--- Requirement ---
In the data below, find every line that has the string "santé", and copy it.

--- Items ---
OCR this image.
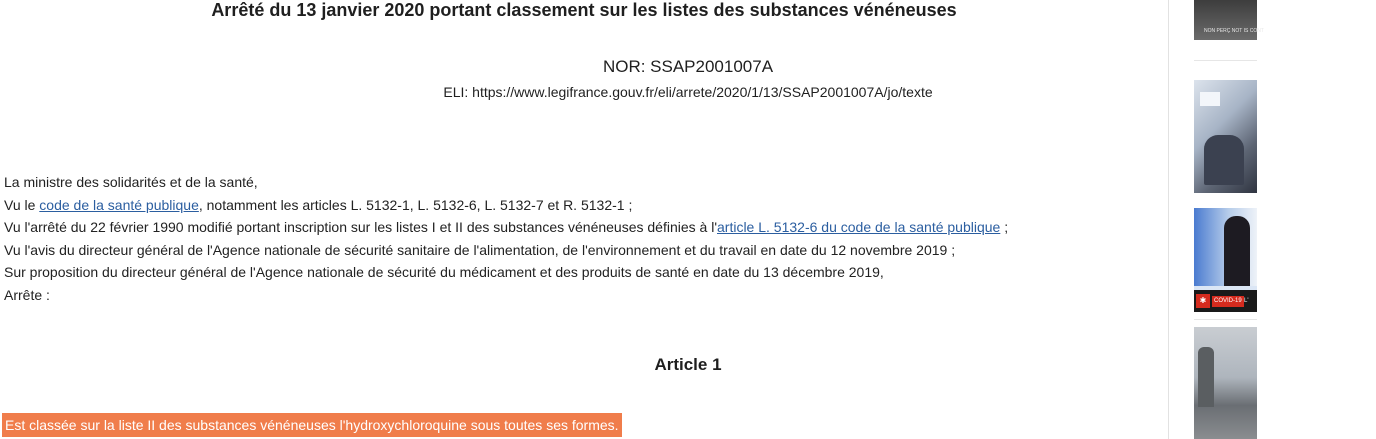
Arrêté du 13 janvier 2020 portant classement sur les listes des substances vénéneuses
NOR: SSAP2001007A
ELI: https://www.legifrance.gouv.fr/eli/arrete/2020/1/13/SSAP2001007A/jo/texte
La ministre des solidarités et de la santé,
Vu le code de la santé publique, notamment les articles L. 5132-1, L. 5132-6, L. 5132-7 et R. 5132-1 ;
Vu l'arrêté du 22 février 1990 modifié portant inscription sur les listes I et II des substances vénéneuses définies à l'article L. 5132-6 du code de la santé publique ;
Vu l'avis du directeur général de l'Agence nationale de sécurité sanitaire de l'alimentation, de l'environnement et du travail en date du 12 novembre 2019 ;
Sur proposition du directeur général de l'Agence nationale de sécurité du médicament et des produits de santé en date du 13 décembre 2019,
Arrête :
Article 1
Est classée sur la liste II des substances vénéneuses l'hydroxychloroquine sous toutes ses formes.
NON PERÇ NOT IS CONT
✱	COVID-19 L'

--- Response below ---
La ministre des solidarités et de la santé,
Vu le code de la santé publique, notamment les articles L. 5132-1, L. 5132-6, L. 5132-7 et R. 5132-1 ;
Vu l'arrêté du 22 février 1990 modifié portant inscription sur les listes I et II des substances vénéneuses définies à l'article L. 5132-6 du code de la santé publique ;
Sur proposition du directeur général de l'Agence nationale de sécurité du médicament et des produits de santé en date du 13 décembre 2019,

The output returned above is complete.